** start of Information supplied **
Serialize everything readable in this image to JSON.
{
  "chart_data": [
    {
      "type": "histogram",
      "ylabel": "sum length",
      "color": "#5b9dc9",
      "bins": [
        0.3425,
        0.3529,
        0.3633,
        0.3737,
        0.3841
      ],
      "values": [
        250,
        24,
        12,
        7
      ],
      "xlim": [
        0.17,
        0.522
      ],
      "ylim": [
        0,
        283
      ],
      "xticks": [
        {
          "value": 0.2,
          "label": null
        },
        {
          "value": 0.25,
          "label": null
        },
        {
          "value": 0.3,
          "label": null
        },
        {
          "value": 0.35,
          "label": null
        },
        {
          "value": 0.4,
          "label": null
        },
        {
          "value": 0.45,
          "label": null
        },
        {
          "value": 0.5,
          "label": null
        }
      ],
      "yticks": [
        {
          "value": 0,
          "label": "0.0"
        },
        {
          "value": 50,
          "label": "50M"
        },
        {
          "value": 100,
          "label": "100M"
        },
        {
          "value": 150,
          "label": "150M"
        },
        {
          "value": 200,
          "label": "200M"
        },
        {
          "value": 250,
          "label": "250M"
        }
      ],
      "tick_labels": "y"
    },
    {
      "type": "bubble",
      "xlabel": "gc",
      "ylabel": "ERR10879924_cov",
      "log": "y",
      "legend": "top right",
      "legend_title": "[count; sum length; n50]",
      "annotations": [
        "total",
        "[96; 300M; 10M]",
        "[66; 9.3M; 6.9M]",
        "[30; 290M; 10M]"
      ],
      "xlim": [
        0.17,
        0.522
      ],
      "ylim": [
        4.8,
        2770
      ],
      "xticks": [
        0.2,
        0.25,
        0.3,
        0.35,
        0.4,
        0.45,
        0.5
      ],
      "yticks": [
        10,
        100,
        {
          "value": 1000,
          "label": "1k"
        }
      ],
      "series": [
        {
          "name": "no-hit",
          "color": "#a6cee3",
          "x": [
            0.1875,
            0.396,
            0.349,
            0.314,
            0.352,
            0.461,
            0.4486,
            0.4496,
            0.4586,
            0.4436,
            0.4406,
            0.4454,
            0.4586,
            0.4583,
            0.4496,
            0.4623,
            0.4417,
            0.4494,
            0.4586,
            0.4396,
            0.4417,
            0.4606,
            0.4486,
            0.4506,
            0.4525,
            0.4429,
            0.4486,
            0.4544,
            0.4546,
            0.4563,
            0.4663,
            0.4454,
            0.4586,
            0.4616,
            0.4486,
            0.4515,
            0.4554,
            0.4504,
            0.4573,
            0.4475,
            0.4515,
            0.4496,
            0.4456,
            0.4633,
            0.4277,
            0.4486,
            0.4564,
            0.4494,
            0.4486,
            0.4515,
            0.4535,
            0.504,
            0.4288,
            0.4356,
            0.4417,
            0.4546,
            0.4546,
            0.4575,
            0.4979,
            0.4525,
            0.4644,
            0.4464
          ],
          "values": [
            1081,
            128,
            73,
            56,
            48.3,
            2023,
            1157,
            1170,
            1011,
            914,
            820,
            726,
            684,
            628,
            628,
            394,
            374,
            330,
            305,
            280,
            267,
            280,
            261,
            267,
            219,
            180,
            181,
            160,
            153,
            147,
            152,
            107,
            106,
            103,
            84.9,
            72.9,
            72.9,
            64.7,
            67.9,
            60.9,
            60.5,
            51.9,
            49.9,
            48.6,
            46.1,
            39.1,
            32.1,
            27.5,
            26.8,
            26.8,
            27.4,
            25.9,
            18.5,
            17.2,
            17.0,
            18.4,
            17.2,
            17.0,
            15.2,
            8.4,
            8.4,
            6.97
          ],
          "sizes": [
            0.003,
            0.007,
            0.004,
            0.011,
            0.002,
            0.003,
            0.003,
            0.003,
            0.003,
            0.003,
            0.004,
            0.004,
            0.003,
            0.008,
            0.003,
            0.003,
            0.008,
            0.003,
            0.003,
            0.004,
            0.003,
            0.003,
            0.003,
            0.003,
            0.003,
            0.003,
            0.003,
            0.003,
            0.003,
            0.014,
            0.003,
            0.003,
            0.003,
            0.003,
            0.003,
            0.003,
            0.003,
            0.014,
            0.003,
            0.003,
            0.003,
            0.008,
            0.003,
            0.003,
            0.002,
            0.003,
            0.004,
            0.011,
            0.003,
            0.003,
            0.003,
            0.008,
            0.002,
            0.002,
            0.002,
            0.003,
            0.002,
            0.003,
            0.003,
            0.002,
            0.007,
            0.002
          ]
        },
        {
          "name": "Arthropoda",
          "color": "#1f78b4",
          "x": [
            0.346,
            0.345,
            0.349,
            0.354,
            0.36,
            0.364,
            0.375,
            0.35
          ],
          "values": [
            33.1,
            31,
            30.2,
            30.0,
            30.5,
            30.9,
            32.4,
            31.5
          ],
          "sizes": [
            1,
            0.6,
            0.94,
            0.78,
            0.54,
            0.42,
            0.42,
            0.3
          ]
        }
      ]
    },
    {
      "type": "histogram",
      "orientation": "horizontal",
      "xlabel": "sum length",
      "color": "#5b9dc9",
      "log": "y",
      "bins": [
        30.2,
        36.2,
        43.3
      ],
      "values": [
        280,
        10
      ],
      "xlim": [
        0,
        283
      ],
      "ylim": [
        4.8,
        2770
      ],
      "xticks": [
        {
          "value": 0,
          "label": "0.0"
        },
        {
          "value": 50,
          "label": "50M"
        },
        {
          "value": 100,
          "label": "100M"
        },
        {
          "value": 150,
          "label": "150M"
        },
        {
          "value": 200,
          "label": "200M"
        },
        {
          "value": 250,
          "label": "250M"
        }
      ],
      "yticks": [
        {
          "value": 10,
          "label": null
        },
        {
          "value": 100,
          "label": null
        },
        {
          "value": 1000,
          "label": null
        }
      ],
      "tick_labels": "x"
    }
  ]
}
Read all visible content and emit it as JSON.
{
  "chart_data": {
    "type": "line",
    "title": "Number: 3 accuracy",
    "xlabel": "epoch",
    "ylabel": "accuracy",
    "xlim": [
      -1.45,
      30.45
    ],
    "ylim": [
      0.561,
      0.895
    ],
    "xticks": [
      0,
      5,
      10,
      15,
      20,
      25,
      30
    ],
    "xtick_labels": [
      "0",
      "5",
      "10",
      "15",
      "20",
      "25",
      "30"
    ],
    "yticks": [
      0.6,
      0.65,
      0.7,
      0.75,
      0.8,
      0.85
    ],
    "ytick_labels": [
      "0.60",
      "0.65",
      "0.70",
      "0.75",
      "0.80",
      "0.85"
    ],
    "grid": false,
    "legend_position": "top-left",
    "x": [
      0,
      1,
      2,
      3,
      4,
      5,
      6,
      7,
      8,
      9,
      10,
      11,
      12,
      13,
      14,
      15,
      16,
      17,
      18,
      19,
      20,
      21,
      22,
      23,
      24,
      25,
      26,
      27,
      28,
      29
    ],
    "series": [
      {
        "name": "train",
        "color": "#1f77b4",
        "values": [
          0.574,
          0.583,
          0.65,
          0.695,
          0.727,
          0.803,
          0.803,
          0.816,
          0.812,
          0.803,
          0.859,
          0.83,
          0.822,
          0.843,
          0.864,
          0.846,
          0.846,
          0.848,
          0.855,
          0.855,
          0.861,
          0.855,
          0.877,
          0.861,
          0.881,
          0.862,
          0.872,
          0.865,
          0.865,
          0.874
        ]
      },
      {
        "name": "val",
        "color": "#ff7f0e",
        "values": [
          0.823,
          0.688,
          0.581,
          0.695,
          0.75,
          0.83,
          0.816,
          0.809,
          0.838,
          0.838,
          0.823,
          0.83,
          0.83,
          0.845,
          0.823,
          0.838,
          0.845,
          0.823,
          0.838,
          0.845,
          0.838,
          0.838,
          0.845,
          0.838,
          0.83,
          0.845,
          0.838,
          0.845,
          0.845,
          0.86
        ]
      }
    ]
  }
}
** end of Information supplied **
[Task directions]: Choose all lines containing the string "ylabel" and copy them out.

[Result of this task]:
      "ylabel": "sum length",
      "ylabel": "ERR10879924_cov",
    "ylabel": "accuracy",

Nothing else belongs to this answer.